Exercise objective>
Output the material beneath exactly, leaving nothing out.
════
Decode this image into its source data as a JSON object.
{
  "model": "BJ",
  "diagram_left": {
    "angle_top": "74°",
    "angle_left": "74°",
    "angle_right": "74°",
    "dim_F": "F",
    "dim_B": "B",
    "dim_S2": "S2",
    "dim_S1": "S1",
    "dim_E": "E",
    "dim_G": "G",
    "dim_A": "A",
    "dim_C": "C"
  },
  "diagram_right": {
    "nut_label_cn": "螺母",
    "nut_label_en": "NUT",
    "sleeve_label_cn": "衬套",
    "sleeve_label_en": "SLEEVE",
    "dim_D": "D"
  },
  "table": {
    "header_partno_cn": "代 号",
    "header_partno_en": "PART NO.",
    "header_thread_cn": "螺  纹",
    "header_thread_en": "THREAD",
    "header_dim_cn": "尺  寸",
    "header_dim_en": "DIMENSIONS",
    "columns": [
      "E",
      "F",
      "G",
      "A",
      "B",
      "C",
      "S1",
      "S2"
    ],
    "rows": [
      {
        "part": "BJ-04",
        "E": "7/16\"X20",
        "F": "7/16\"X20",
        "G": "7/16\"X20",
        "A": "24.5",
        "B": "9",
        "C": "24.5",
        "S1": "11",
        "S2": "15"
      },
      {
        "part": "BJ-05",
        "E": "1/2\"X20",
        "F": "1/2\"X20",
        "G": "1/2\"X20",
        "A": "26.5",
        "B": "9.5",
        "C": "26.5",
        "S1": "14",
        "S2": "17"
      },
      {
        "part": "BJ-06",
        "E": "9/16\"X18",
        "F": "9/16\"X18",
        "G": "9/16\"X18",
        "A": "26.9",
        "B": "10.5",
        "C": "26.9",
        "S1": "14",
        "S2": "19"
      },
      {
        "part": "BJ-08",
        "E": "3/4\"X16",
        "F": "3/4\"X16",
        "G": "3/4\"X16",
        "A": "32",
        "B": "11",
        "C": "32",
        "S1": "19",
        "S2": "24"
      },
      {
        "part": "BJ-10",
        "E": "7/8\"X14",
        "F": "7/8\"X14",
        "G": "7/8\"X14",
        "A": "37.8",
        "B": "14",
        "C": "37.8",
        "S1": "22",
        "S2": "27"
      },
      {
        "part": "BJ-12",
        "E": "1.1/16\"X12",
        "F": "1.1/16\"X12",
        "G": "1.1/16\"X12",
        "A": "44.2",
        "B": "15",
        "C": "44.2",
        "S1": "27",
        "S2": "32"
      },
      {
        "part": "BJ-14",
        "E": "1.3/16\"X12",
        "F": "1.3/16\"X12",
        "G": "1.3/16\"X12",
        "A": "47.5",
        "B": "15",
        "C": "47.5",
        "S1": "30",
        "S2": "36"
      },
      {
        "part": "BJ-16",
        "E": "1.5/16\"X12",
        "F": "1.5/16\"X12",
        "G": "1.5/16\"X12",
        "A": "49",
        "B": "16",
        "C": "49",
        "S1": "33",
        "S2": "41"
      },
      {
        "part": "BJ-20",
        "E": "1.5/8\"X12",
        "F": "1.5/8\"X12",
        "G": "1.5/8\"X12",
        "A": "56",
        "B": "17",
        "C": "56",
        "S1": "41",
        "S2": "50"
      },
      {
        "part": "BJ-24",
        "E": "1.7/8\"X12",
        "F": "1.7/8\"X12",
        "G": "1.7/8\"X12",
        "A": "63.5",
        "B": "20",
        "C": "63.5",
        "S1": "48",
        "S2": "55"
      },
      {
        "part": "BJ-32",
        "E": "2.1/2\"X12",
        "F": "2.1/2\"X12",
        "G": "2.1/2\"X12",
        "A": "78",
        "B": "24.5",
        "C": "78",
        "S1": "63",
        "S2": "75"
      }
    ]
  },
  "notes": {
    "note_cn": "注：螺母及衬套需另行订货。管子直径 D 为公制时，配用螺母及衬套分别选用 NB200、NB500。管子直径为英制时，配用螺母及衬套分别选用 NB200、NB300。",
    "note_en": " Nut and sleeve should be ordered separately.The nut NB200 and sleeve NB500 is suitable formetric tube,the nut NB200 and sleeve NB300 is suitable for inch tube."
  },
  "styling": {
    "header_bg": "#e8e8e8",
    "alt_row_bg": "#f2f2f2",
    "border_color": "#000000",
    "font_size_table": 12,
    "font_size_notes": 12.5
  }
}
════
The reply>
Decode this image into its source data as a JSON object.
{
  "model": "BJ",
  "diagram_left": {
    "angle_top": "74°",
    "angle_left": "74°",
    "angle_right": "74°",
    "dim_F": "F",
    "dim_B": "B",
    "dim_S2": "S2",
    "dim_S1": "S1",
    "dim_E": "E",
    "dim_G": "G",
    "dim_A": "A",
    "dim_C": "C"
  },
  "diagram_right": {
    "nut_label_cn": "螺母",
    "nut_label_en": "NUT",
    "sleeve_label_cn": "衬套",
    "sleeve_label_en": "SLEEVE",
    "dim_D": "D"
  },
  "table": {
    "header_partno_cn": "代 号",
    "header_partno_en": "PART NO.",
    "header_thread_cn": "螺  纹",
    "header_thread_en": "THREAD",
    "header_dim_cn": "尺  寸",
    "header_dim_en": "DIMENSIONS",
    "columns": [
      "E",
      "F",
      "G",
      "A",
      "B",
      "C",
      "S1",
      "S2"
    ],
    "rows": [
      {
        "part": "BJ-04",
        "E": "7/16\"X20",
        "F": "7/16\"X20",
        "G": "7/16\"X20",
        "A": "24.5",
        "B": "9",
        "C": "24.5",
        "S1": "11",
        "S2": "15"
      },
      {
        "part": "BJ-05",
        "E": "1/2\"X20",
        "F": "1/2\"X20",
        "G": "1/2\"X20",
        "A": "26.5",
        "B": "9.5",
        "C": "26.5",
        "S1": "14",
        "S2": "17"
      },
      {
        "part": "BJ-06",
        "E": "9/16\"X18",
        "F": "9/16\"X18",
        "G": "9/16\"X18",
        "A": "26.9",
        "B": "10.5",
        "C": "26.9",
        "S1": "14",
        "S2": "19"
      },
      {
        "part": "BJ-08",
        "E": "3/4\"X16",
        "F": "3/4\"X16",
        "G": "3/4\"X16",
        "A": "32",
        "B": "11",
        "C": "32",
        "S1": "19",
        "S2": "24"
      },
      {
        "part": "BJ-10",
        "E": "7/8\"X14",
        "F": "7/8\"X14",
        "G": "7/8\"X14",
        "A": "37.8",
        "B": "14",
        "C": "37.8",
        "S1": "22",
        "S2": "27"
      },
      {
        "part": "BJ-12",
        "E": "1.1/16\"X12",
        "F": "1.1/16\"X12",
        "G": "1.1/16\"X12",
        "A": "44.2",
        "B": "15",
        "C": "44.2",
        "S1": "27",
        "S2": "32"
      },
      {
        "part": "BJ-14",
        "E": "1.3/16\"X12",
        "F": "1.3/16\"X12",
        "G": "1.3/16\"X12",
        "A": "47.5",
        "B": "15",
        "C": "47.5",
        "S1": "30",
        "S2": "36"
      },
      {
        "part": "BJ-16",
        "E": "1.5/16\"X12",
        "F": "1.5/16\"X12",
        "G": "1.5/16\"X12",
        "A": "49",
        "B": "16",
        "C": "49",
        "S1": "33",
        "S2": "41"
      },
      {
        "part": "BJ-20",
        "E": "1.5/8\"X12",
        "F": "1.5/8\"X12",
        "G": "1.5/8\"X12",
        "A": "56",
        "B": "17",
        "C": "56",
        "S1": "41",
        "S2": "50"
      },
      {
        "part": "BJ-24",
        "E": "1.7/8\"X12",
        "F": "1.7/8\"X12",
        "G": "1.7/8\"X12",
        "A": "63.5",
        "B": "20",
        "C": "63.5",
        "S1": "48",
        "S2": "55"
      },
      {
        "part": "BJ-32",
        "E": "2.1/2\"X12",
        "F": "2.1/2\"X12",
        "G": "2.1/2\"X12",
        "A": "78",
        "B": "24.5",
        "C": "78",
        "S1": "63",
        "S2": "75"
      }
    ]
  },
  "notes": {
    "note_cn": "注：螺母及衬套需另行订货。管子直径 D 为公制时，配用螺母及衬套分别选用 NB200、NB500。管子直径为英制时，配用螺母及衬套分别选用 NB200、NB300。",
    "note_en": " Nut and sleeve should be ordered separately.The nut NB200 and sleeve NB500 is suitable formetric tube,the nut NB200 and sleeve NB300 is suitable for inch tube."
  },
  "styling": {
    "header_bg": "#e8e8e8",
    "alt_row_bg": "#f2f2f2",
    "border_color": "#000000",
    "font_size_table": 12,
    "font_size_notes": 12.5
  }
}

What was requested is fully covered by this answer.